◆ **Alıntı Metin**
PROJE RAPORU
ÖTEYAKA.
ayrılmak bazen daha güçlü birleştirir.
Bir liman kentindeyiz. Marmara Denizi’nin bittiği ve kuzey diyarıyla birleştiği bu coğrafya onlarca uygarlığa ev sahipliği yapmış eşsiz bir yer.
Tarih öncesi çağlardan itibaren liman kentlerinin iki farklı şekilde geliştiğini görmekteyiz. Destinasyon Kentler’de (varılan kentler) (Efes, Cume, Porto, Kopenhag, Hamburg, Merida, Ceneviz Pera’sı ) kentlerin suyla kurdukları ilişkiler güçlüdür, hayat su kenarından beslenir, tüm ticari faaliyet ve eğlence hayatı su kenarında örgütlenir.
Diğer bir liman kenti türü de Uğrak Kentler’dir. Kolonilerin, orduların destinasyon kente gittikleri yol üzerinde ikmal, mola gibi ihtiyaçlarını gidermek için durdukları (Tarragona, Yosu, Moin, CapeTown, Khalkedon) kentlerde suyla kurulan ilişkiler ikinci plandadır. Bu yerleşkelerde öncelik sur içindedir. Yaşayanlar gelip geçici yabancılarla ilişkilerini kısıtlı tutarlar. Sur içindeki dünya başka, su kenarındaki dünya başkadır. Bunların birbiri ile olan ilişkisi ise güvenlik sebebiyle son derece kısıtlıdır.
Kentler bir günde gelişmez, bu hafıza mekanlar üzerine eklemlenerek gelişirler. Dolayısıyla destinasyon kentlerde su kenarları günümüzde de kent hayatının önemli bir parçası iken uğrak yerleşkelerde su kenarları artık alanlar ve karadaki yerleşkeye hizmet eden servis alanları (transfer vasıtaları, su arıtma tesisleri, itfaiye vs) ile doludur. Kadıköy devasa ve işlevsiz dolgu alanı ile problematik bir kent parçası fakat bu durum uğrak kent olmasından kaynaklanan reddedemeyeceği bir mirası.

◆ **Kayıtlı Satırlar**
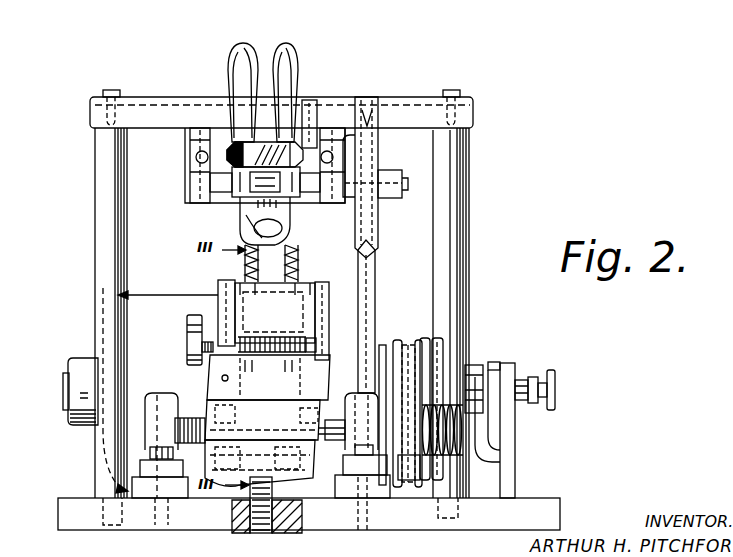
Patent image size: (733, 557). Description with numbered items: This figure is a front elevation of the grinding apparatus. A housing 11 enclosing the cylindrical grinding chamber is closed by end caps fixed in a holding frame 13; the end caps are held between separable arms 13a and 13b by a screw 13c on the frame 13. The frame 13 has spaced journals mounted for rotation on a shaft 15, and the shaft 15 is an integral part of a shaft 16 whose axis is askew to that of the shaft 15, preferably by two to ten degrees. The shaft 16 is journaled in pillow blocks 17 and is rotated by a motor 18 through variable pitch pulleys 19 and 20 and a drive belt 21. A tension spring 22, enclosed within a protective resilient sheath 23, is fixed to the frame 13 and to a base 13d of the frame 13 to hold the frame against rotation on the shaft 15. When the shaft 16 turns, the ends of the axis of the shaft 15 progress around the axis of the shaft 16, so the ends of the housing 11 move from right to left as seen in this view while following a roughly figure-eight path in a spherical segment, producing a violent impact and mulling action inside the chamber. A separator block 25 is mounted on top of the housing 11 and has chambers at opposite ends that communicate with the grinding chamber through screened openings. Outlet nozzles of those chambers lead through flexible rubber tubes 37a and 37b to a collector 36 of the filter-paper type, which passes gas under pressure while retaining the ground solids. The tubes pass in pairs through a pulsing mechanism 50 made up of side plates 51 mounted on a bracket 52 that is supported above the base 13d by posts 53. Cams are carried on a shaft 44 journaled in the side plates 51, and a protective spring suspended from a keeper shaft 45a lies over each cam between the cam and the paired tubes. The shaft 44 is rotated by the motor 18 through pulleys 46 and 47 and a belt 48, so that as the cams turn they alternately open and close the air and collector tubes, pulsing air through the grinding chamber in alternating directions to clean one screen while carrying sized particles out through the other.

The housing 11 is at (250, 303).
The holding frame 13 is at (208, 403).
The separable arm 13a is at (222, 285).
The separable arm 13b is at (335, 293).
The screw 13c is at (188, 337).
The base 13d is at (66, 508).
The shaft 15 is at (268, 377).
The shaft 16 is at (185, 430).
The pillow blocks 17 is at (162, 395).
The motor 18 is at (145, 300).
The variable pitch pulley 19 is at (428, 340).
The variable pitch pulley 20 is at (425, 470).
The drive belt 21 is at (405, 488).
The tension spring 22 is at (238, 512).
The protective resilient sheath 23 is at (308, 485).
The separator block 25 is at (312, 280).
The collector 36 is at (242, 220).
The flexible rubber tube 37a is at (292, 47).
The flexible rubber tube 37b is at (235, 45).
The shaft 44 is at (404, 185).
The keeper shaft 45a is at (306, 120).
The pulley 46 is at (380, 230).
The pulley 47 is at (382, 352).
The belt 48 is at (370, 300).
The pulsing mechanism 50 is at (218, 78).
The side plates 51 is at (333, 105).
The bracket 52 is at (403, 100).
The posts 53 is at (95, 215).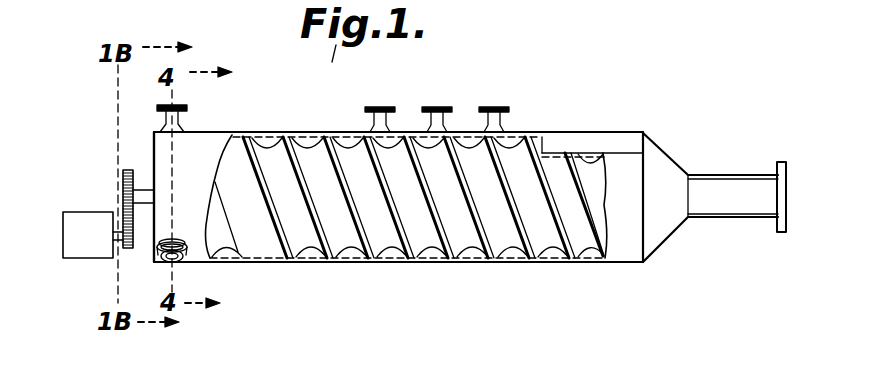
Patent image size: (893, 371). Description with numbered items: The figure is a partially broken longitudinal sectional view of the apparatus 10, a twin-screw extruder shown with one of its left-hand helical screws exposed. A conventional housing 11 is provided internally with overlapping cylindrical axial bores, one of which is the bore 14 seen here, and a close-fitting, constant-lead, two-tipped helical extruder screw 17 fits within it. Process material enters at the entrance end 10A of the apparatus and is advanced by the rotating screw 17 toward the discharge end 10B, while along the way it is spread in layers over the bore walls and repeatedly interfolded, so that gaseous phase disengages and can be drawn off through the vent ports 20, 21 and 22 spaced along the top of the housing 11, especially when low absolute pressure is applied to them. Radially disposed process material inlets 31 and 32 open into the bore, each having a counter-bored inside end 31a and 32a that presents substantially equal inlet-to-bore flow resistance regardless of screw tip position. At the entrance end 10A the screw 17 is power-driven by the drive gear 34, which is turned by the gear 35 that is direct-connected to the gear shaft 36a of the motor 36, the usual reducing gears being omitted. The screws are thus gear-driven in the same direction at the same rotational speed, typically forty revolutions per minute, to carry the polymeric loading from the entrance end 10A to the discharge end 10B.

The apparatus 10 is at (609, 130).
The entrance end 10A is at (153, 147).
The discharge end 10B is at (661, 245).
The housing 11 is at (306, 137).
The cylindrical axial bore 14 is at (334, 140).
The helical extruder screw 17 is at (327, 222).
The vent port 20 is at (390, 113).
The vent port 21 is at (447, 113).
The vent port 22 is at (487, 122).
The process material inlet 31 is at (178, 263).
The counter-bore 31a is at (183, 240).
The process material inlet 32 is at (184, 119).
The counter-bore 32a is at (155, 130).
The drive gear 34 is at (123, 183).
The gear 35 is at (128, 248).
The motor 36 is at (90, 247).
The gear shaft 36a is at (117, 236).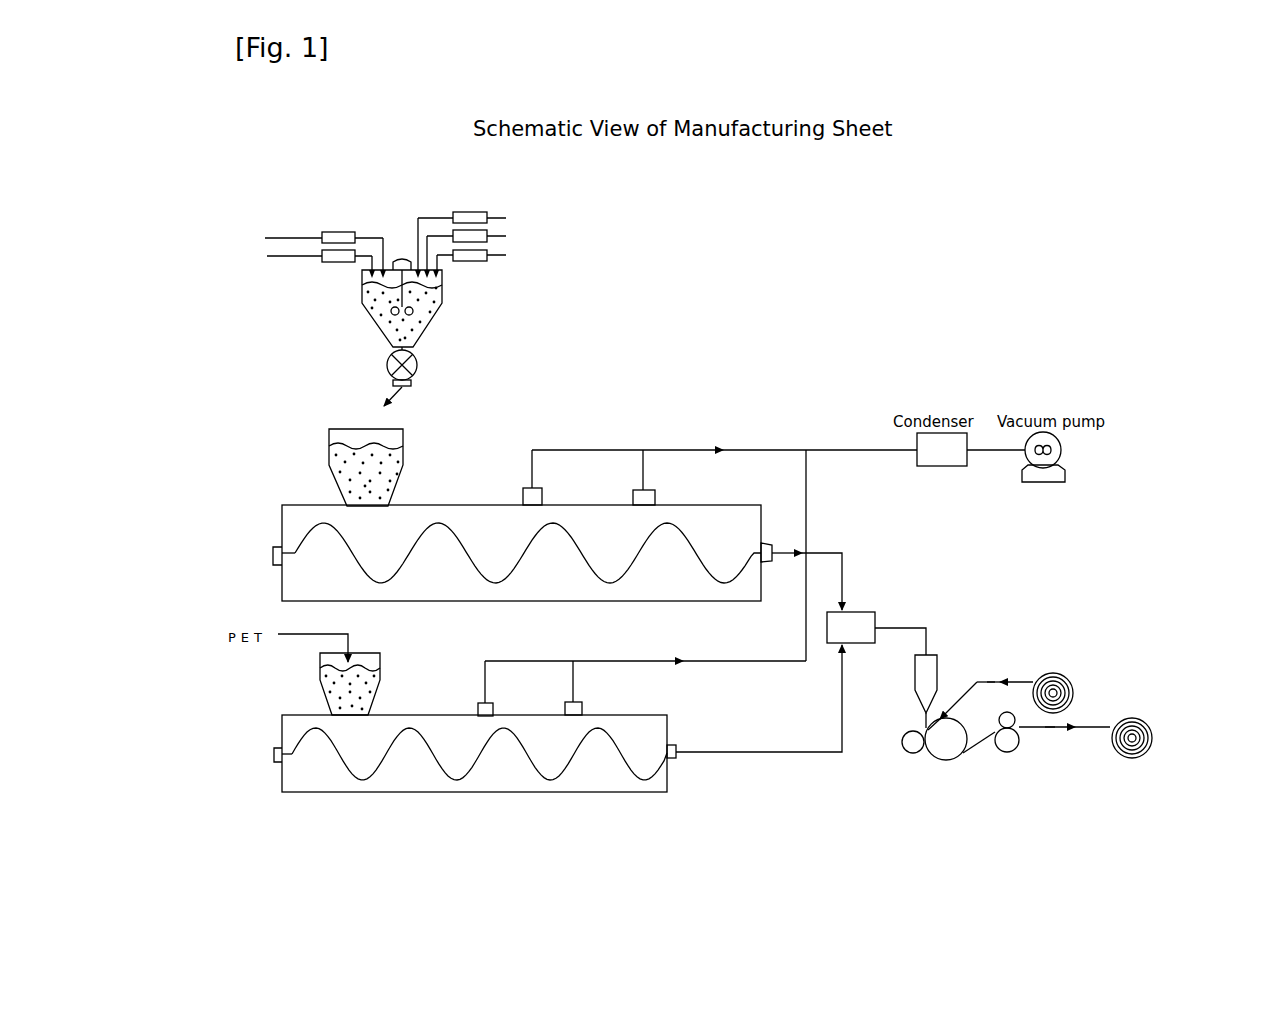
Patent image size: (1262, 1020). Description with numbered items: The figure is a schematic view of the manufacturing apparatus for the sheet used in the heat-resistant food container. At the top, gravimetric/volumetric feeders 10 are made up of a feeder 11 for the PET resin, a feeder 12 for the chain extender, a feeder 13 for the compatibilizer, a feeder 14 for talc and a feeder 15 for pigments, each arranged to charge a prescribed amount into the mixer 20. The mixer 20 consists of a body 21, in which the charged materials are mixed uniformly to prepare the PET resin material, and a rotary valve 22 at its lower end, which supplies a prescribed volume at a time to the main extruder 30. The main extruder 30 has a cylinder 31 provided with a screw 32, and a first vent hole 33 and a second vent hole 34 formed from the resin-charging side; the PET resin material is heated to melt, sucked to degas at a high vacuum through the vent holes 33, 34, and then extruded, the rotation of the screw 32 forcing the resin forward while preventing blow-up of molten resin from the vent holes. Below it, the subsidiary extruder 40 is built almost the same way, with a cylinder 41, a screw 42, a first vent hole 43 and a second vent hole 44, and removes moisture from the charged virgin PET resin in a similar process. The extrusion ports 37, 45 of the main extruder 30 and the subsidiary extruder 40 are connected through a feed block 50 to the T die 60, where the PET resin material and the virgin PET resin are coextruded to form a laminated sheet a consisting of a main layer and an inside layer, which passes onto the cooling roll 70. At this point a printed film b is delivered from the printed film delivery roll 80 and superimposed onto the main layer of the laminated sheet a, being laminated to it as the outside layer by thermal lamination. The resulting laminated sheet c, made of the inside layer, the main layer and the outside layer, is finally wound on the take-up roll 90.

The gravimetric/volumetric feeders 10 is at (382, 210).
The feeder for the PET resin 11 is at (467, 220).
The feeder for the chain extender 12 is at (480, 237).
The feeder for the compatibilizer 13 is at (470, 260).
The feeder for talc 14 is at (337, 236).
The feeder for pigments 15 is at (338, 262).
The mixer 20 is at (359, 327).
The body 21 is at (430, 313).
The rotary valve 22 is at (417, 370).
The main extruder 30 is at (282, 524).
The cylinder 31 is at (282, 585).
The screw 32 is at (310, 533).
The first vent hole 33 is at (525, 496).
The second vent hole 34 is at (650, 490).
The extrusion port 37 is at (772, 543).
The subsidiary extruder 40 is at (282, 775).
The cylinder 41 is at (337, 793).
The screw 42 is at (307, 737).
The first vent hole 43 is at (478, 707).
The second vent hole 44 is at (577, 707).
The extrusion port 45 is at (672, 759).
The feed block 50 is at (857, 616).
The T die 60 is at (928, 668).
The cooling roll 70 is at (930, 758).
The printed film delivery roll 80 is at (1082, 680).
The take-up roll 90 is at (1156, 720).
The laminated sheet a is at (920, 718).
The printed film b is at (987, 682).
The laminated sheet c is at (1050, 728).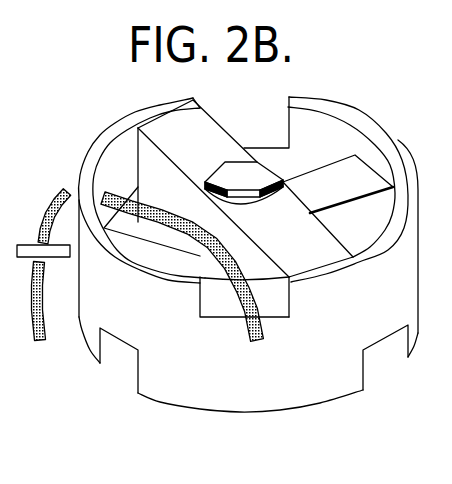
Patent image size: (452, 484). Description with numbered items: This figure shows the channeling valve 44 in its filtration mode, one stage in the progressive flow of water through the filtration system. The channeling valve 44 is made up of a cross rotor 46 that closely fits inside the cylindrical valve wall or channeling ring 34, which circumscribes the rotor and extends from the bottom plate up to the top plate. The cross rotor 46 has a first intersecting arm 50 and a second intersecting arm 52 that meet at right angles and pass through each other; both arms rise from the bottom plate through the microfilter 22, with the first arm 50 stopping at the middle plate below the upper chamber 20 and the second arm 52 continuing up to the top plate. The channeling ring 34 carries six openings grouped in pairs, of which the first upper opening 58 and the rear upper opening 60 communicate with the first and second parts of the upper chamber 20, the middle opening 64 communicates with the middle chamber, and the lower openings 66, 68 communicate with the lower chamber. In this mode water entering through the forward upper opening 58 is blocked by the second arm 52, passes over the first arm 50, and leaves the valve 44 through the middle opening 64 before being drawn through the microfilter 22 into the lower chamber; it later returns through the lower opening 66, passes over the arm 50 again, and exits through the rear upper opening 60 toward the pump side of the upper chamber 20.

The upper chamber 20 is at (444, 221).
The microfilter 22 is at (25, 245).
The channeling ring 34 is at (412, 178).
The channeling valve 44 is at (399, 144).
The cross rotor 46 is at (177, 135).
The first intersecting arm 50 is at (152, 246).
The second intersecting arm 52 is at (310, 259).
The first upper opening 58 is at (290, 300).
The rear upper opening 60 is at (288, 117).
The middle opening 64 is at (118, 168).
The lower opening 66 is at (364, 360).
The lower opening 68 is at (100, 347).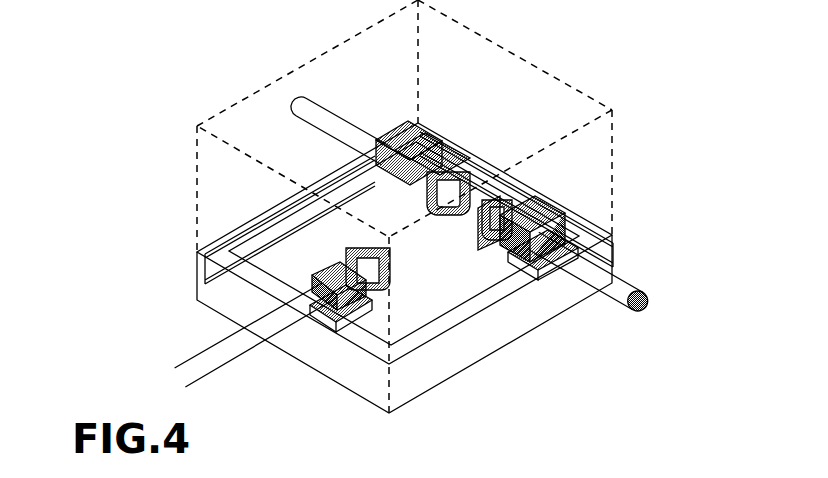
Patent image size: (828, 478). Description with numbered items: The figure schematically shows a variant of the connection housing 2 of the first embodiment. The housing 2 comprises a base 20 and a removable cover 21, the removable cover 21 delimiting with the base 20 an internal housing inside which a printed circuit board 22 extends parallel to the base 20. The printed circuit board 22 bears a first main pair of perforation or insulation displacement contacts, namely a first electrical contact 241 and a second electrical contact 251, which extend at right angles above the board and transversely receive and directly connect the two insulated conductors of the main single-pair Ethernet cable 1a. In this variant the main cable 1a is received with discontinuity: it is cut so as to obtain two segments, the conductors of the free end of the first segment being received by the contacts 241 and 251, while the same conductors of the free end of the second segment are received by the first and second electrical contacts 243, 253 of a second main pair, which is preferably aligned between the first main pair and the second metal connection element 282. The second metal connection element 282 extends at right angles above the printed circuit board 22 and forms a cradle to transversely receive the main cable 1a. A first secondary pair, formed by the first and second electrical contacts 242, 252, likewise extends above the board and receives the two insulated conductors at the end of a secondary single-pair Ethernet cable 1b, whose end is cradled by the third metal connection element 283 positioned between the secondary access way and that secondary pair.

◆ **Yapılacaklar**
A) Liman kentleri metnine göre aşağıdaki ifadeler doğru mu? Her biri için evet ya da hayır deyin ve kararı veren sözleri metinden aynen aktarın. (i) Destinasyon kentlerde ticari faaliyet ve eğlence hayatı su kenarında örgütlenir. (ii) Uğrak kentlerde sur içi ile su kenarı arasındaki ilişki güçlüdür. (iii) Kadıköy'ün dolgu alanı işlevseldir.
B) Liman kentleri metnindeki "Yaşayanlar gelip geçici yabancılarla ilişkilerini kısıtlı tutarlar." cümlesini İngilizceye çevirin.
C) Liman kentleri metnini kaldığı yerden sürdürün.

◆ **Son Cevaplar**
A)
(i) Evet: "tüm ticari faaliyet ve eğlence hayatı su kenarında örgütlenir"
(ii) Hayır: "Bunların birbiri ile olan ilişkisi ise güvenlik sebebiyle son derece kısıtlıdır."
(iii) Hayır: "Kadıköy devasa ve işlevsiz dolgu alanı ile problematik bir kent parçası"

B) The inhabitants keep their relations with transient strangers limited.

C)
Hafıza Rehabilitasyonu | bir arzu nesnesi olarak ADA
Dolgu alana dünyanın en nitelikli kıyı tasarımını yapalım, harika fonksiyonlar yükleyelim, benzersiz kıyı kullanımları örgütleyelim, en güzel ağaçlarla bezeyelim… yine de çalışmayacaktır. Hafıza kodları tarih öncesinden bahsettiğimiz şekilde yerleşmiş bu kent parçasında radikal bir hafıza rehabilitasyonu yapmadığımız sürece kentli su kenarını benimsemeyecek, dolgu alan devasa büyüklüğü ile kentlinin su kenarına ulaşmak için çaba sarfetmeyeceği bir parça olarak kalacaktır.
Öneri projemiz bir hafıza rehabilitasyonudur. İşlevsiz, insan ölçeğinin çok üstünde ve devasa gri alanlarıyla kent hayatında iskelelere, duraklara ve metroya ulaşmak dışında hiçbir şekilde yer bulamayan bu dolgu alan ile kent arasına alınan bir su öğesi, kentle dolgu alanı ayırır. Bu ayırma tarihsel hafıza kodlarında sur dışında bırakılan su kenarını radikal bir şekilde kentliye tekrar armağan eder. Dolgu alan artık kentsel artık alan değil kente eklemlenen ve ona bir alt metin ve farklı hikayeler kazandıran bir asterikstir.
Sakin bir su hattı üzerinden köprülerle varılan alan nitelikli mekansal örgütlenmesi ile kentliye ile samimi ve oralı bir şekilde temas etmesinin yanı sıra, yaya hareketlerini yönlendiren bir kentsel tarifleyici ve farklı kullanıcıları birleştiren bir sosyal dengeleyici olarak hareket eder. Burası artık, periferisindeki tüm sanatsal faaliyetlerin odaklandığı Kadıköy Performans Sanatları Merkezi, 2000 yıllık hemşehirlilerimizin ayak izleri izleğinde bir Haydarpaşa Arkeoparkı ve sosyal – kültürel – ticari fonksiyonların yer aldığı mekanları ile kent ile sıkı sıkıya örülmüş nitelikli bir arzu nesnesidir.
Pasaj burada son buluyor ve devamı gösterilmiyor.